>> START
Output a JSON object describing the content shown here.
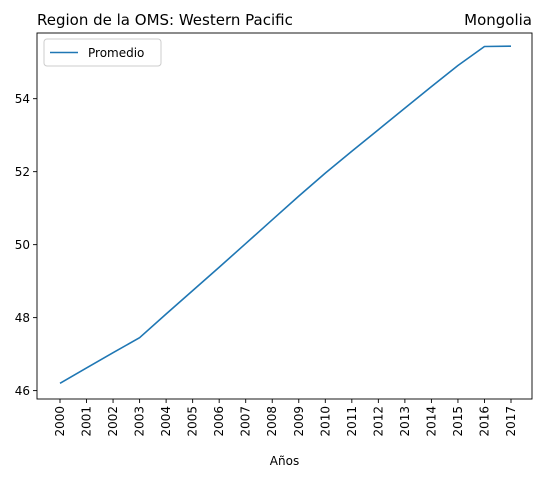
{
  "chart_data": {
    "type": "line",
    "title_left": "Region de la OMS: Western Pacific",
    "title_right": "Mongolia",
    "xlabel": "Años",
    "ylabel": "",
    "x": [
      "2000",
      "2001",
      "2002",
      "2003",
      "2004",
      "2005",
      "2006",
      "2007",
      "2008",
      "2009",
      "2010",
      "2011",
      "2012",
      "2013",
      "2014",
      "2015",
      "2016",
      "2017"
    ],
    "yticks": [
      46,
      48,
      50,
      52,
      54
    ],
    "ylim": [
      45.77,
      55.8
    ],
    "grid": false,
    "legend": {
      "placement": "top-left"
    },
    "series": [
      {
        "name": "Promedio",
        "color": "#1f77b4",
        "values": [
          46.2,
          46.62,
          47.04,
          47.45,
          48.1,
          48.74,
          49.38,
          50.03,
          50.68,
          51.33,
          51.96,
          52.56,
          53.15,
          53.74,
          54.33,
          54.91,
          55.43,
          55.44
        ]
      }
    ]
  }
}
>> END
• Given instruction: Print all of the records shown above exactly, leaving out each picture.

• Output for this task:
Output a JSON object describing the content shown here.
{
  "chart_data": {
    "type": "line",
    "title_left": "Region de la OMS: Western Pacific",
    "title_right": "Mongolia",
    "xlabel": "Años",
    "ylabel": "",
    "x": [
      "2000",
      "2001",
      "2002",
      "2003",
      "2004",
      "2005",
      "2006",
      "2007",
      "2008",
      "2009",
      "2010",
      "2011",
      "2012",
      "2013",
      "2014",
      "2015",
      "2016",
      "2017"
    ],
    "yticks": [
      46,
      48,
      50,
      52,
      54
    ],
    "ylim": [
      45.77,
      55.8
    ],
    "grid": false,
    "legend": {
      "placement": "top-left"
    },
    "series": [
      {
        "name": "Promedio",
        "color": "#1f77b4",
        "values": [
          46.2,
          46.62,
          47.04,
          47.45,
          48.1,
          48.74,
          49.38,
          50.03,
          50.68,
          51.33,
          51.96,
          52.56,
          53.15,
          53.74,
          54.33,
          54.91,
          55.43,
          55.44
        ]
      }
    ]
  }
}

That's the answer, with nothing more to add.